> [RECORD EXTRACTS]
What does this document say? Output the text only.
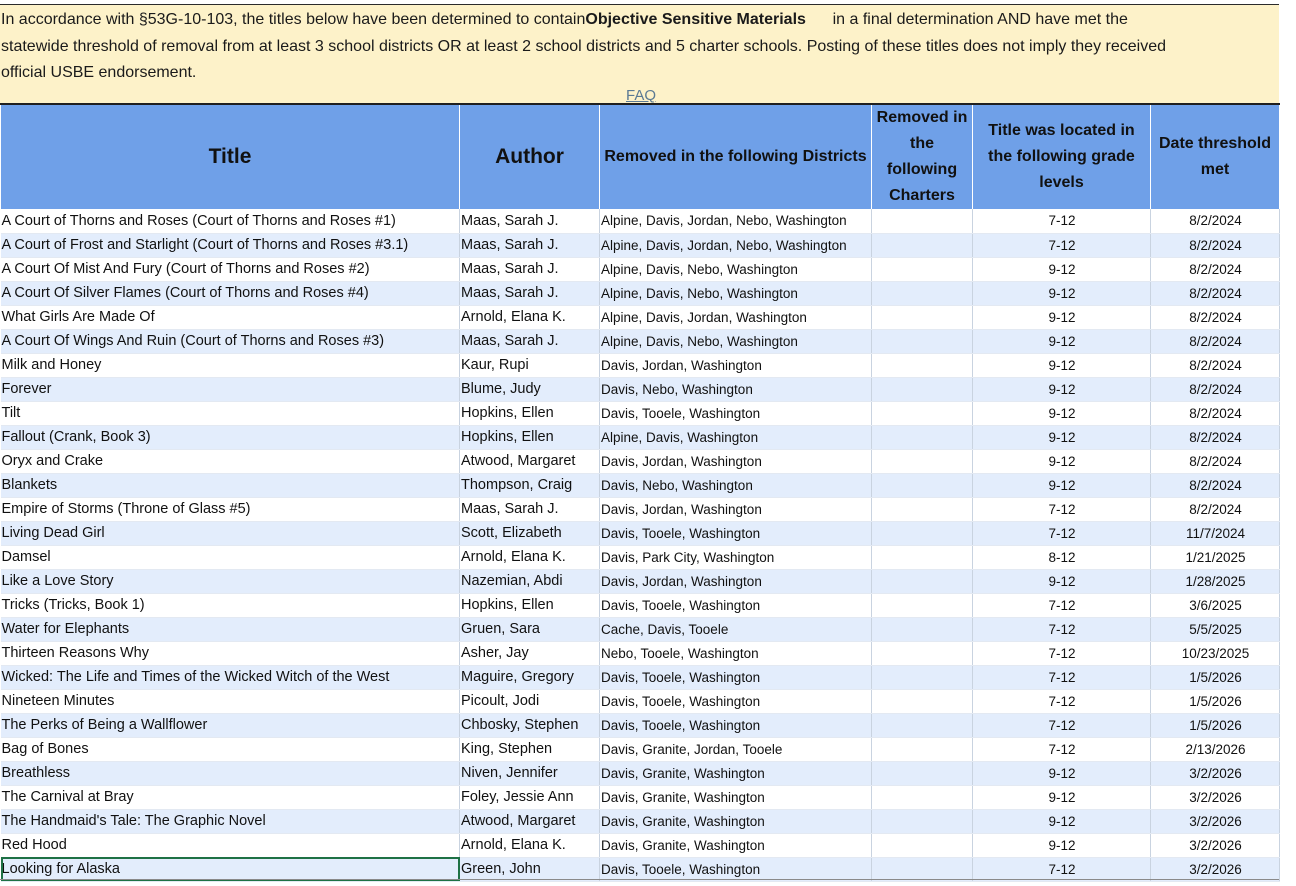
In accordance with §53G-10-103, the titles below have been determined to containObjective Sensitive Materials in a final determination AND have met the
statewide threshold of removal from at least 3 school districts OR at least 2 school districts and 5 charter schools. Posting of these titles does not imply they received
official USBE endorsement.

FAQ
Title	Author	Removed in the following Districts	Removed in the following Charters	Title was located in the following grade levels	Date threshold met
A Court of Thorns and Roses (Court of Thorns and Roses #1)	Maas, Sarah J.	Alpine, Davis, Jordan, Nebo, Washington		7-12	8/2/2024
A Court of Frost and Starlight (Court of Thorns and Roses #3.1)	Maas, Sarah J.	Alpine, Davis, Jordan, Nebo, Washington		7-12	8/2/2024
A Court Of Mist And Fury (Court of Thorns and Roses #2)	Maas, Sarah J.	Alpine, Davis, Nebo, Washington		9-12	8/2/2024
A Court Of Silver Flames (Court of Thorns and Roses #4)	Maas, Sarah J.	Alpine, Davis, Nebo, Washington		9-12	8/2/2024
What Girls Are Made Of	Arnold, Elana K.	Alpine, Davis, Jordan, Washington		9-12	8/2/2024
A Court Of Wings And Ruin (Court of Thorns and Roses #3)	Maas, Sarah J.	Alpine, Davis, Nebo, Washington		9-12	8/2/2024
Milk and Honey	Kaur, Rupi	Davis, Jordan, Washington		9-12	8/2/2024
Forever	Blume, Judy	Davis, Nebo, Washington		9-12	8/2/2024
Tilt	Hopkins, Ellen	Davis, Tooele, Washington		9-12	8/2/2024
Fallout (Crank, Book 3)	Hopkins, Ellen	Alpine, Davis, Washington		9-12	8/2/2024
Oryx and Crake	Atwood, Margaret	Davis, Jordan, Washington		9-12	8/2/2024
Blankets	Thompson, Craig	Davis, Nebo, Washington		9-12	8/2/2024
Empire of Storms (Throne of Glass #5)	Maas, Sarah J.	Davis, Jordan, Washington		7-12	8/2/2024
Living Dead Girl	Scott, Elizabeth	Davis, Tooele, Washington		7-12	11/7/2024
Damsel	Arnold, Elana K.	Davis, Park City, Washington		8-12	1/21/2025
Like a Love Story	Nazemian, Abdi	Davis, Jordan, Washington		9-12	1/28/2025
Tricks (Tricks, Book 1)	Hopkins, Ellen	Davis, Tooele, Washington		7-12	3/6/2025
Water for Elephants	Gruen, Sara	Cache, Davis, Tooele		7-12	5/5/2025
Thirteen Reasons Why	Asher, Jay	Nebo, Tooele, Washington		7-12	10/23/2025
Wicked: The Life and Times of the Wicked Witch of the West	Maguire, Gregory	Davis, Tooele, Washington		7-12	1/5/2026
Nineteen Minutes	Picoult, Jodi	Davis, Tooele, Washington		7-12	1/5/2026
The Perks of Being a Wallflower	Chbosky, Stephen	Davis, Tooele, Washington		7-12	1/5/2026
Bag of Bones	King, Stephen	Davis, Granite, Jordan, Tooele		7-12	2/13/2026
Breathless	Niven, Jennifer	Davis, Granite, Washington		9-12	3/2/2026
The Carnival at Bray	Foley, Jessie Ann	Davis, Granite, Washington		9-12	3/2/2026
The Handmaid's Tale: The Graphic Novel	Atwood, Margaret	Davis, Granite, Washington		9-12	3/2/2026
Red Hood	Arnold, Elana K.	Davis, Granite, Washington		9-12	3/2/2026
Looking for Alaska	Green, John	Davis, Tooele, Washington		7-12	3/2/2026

> [CHALLENGE]
Where does the word "Sarah" appear in the listing? List each line that holds it.

> [REPLY]
A Court of Thorns and Roses (Court of Thorns and Roses #1)	Maas, Sarah J.	Alpine, Davis, Jordan, Nebo, Washington		7-12	8/2/2024
A Court of Frost and Starlight (Court of Thorns and Roses #3.1)	Maas, Sarah J.	Alpine, Davis, Jordan, Nebo, Washington		7-12	8/2/2024
A Court Of Mist And Fury (Court of Thorns and Roses #2)	Maas, Sarah J.	Alpine, Davis, Nebo, Washington		9-12	8/2/2024
A Court Of Silver Flames (Court of Thorns and Roses #4)	Maas, Sarah J.	Alpine, Davis, Nebo, Washington		9-12	8/2/2024
A Court Of Wings And Ruin (Court of Thorns and Roses #3)	Maas, Sarah J.	Alpine, Davis, Nebo, Washington		9-12	8/2/2024
Empire of Storms (Throne of Glass #5)	Maas, Sarah J.	Davis, Jordan, Washington		7-12	8/2/2024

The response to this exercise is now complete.